Quote the lines from the line holding "Decode this image" to the very end of the listing, exactly, and no others.
## start Records shown
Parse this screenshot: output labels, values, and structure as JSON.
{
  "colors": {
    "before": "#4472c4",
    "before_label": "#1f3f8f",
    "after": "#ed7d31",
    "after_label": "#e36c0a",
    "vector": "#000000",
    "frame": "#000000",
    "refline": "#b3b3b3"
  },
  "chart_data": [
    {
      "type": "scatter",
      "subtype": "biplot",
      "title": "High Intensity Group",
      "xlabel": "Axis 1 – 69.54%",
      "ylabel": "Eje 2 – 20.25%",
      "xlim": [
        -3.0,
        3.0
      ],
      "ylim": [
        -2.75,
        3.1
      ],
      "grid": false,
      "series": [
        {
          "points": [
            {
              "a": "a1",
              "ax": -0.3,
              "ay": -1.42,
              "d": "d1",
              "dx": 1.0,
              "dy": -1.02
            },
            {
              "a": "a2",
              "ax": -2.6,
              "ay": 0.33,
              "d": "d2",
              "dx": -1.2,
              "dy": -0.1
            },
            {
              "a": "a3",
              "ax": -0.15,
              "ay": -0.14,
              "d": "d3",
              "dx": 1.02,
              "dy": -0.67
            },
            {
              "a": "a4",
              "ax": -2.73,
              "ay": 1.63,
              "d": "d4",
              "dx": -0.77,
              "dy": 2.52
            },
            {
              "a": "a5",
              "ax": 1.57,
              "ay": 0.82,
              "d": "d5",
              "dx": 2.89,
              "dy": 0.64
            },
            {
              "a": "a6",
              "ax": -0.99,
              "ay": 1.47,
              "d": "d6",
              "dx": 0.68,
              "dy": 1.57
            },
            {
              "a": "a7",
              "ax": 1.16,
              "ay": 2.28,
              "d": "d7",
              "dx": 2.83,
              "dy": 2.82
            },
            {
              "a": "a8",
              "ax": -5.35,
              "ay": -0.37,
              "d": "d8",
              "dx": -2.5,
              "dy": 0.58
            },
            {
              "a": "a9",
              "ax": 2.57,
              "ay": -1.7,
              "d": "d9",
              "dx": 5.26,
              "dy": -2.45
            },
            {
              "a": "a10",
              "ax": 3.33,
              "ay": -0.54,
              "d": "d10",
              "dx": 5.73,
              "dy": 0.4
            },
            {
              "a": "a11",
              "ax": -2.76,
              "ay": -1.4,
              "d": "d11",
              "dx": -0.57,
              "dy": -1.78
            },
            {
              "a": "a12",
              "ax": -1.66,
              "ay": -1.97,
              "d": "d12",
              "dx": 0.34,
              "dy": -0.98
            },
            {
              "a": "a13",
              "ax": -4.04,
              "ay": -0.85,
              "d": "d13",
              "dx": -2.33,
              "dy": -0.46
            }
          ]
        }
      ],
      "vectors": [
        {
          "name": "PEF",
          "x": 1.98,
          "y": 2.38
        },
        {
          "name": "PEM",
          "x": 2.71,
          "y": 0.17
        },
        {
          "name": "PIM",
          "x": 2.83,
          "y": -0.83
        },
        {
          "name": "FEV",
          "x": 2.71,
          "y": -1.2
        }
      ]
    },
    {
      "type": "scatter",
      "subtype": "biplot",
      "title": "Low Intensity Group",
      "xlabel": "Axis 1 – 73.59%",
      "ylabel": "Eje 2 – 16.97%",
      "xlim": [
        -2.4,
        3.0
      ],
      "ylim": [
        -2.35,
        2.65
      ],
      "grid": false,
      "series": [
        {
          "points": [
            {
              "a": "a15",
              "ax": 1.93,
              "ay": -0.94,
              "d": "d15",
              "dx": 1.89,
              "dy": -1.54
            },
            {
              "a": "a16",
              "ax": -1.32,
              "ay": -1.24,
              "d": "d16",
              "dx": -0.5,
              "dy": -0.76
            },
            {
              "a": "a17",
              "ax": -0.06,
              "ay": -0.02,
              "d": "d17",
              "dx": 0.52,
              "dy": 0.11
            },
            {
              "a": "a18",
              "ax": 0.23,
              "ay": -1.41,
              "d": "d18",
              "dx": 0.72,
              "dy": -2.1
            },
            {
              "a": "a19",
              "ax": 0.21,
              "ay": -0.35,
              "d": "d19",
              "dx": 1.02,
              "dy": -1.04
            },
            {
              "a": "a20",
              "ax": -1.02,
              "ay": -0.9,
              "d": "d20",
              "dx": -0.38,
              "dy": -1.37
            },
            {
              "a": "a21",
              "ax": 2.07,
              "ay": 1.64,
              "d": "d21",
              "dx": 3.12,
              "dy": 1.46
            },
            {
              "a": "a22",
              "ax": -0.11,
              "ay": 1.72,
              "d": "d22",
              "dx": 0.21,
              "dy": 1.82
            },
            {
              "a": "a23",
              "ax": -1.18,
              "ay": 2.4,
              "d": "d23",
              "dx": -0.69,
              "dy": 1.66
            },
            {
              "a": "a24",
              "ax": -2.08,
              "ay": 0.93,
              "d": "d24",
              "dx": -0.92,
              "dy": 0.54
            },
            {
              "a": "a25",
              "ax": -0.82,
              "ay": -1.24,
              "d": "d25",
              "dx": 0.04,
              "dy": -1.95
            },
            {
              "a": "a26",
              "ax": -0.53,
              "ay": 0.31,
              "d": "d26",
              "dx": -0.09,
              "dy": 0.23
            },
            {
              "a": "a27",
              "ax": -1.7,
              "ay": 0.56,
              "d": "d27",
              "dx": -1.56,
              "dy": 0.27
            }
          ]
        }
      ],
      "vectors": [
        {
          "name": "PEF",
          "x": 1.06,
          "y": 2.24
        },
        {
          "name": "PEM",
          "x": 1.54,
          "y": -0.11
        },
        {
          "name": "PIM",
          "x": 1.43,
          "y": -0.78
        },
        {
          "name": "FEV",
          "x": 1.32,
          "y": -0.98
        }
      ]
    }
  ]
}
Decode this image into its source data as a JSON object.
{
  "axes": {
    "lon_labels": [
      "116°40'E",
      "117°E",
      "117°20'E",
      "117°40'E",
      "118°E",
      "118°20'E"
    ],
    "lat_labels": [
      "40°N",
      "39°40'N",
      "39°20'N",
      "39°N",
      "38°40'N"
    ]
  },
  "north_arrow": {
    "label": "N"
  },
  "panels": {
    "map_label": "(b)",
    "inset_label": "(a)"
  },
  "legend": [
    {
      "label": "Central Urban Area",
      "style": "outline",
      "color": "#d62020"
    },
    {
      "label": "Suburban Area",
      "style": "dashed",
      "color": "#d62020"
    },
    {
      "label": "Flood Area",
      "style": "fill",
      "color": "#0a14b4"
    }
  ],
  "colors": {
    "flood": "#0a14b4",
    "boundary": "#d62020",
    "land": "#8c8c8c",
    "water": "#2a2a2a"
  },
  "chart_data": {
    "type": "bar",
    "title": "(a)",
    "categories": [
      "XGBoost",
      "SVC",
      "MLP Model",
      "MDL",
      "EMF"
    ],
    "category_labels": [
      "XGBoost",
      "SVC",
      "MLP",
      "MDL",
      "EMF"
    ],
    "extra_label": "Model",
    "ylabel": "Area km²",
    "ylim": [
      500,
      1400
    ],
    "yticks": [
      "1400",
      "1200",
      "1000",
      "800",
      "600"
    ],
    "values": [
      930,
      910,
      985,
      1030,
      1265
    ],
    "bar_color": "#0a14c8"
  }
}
## end Records shown
> **Response**
Decode this image into its source data as a JSON object.
{
  "axes": {
    "lon_labels": [
      "116°40'E",
      "117°E",
      "117°20'E",
      "117°40'E",
      "118°E",
      "118°20'E"
    ],
    "lat_labels": [
      "40°N",
      "39°40'N",
      "39°20'N",
      "39°N",
      "38°40'N"
    ]
  },
  "north_arrow": {
    "label": "N"
  },
  "panels": {
    "map_label": "(b)",
    "inset_label": "(a)"
  },
  "legend": [
    {
      "label": "Central Urban Area",
      "style": "outline",
      "color": "#d62020"
    },
    {
      "label": "Suburban Area",
      "style": "dashed",
      "color": "#d62020"
    },
    {
      "label": "Flood Area",
      "style": "fill",
      "color": "#0a14b4"
    }
  ],
  "colors": {
    "flood": "#0a14b4",
    "boundary": "#d62020",
    "land": "#8c8c8c",
    "water": "#2a2a2a"
  },
  "chart_data": {
    "type": "bar",
    "title": "(a)",
    "categories": [
      "XGBoost",
      "SVC",
      "MLP Model",
      "MDL",
      "EMF"
    ],
    "category_labels": [
      "XGBoost",
      "SVC",
      "MLP",
      "MDL",
      "EMF"
    ],
    "extra_label": "Model",
    "ylabel": "Area km²",
    "ylim": [
      500,
      1400
    ],
    "yticks": [
      "1400",
      "1200",
      "1000",
      "800",
      "600"
    ],
    "values": [
      930,
      910,
      985,
      1030,
      1265
    ],
    "bar_color": "#0a14c8"
  }
}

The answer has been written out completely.